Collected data
----------------

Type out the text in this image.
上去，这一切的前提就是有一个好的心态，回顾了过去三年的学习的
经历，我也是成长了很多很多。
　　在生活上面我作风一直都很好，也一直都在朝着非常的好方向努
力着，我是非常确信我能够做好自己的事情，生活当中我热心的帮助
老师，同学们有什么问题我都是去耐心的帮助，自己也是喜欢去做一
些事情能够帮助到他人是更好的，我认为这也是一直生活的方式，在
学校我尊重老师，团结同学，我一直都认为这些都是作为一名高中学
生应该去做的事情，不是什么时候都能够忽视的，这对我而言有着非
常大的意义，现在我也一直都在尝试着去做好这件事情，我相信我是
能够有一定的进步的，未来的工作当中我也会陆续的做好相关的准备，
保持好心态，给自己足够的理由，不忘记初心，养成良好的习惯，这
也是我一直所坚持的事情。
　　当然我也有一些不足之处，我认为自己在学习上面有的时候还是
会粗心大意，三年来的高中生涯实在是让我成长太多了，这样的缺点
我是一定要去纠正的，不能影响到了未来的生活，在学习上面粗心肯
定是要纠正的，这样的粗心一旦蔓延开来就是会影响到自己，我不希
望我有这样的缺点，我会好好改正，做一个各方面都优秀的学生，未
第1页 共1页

----------------

> [Stated exercise] Write out every entry again exactly, please, with nothing missing.

> [Result for this exercise]
Type out the text in this image.
上去，这一切的前提就是有一个好的心态，回顾了过去三年的学习的
经历，我也是成长了很多很多。
　　在生活上面我作风一直都很好，也一直都在朝着非常的好方向努
力着，我是非常确信我能够做好自己的事情，生活当中我热心的帮助
老师，同学们有什么问题我都是去耐心的帮助，自己也是喜欢去做一
些事情能够帮助到他人是更好的，我认为这也是一直生活的方式，在
学校我尊重老师，团结同学，我一直都认为这些都是作为一名高中学
生应该去做的事情，不是什么时候都能够忽视的，这对我而言有着非
常大的意义，现在我也一直都在尝试着去做好这件事情，我相信我是
能够有一定的进步的，未来的工作当中我也会陆续的做好相关的准备，
保持好心态，给自己足够的理由，不忘记初心，养成良好的习惯，这
也是我一直所坚持的事情。
　　当然我也有一些不足之处，我认为自己在学习上面有的时候还是
会粗心大意，三年来的高中生涯实在是让我成长太多了，这样的缺点
我是一定要去纠正的，不能影响到了未来的生活，在学习上面粗心肯
定是要纠正的，这样的粗心一旦蔓延开来就是会影响到自己，我不希
望我有这样的缺点，我会好好改正，做一个各方面都优秀的学生，未
第1页 共1页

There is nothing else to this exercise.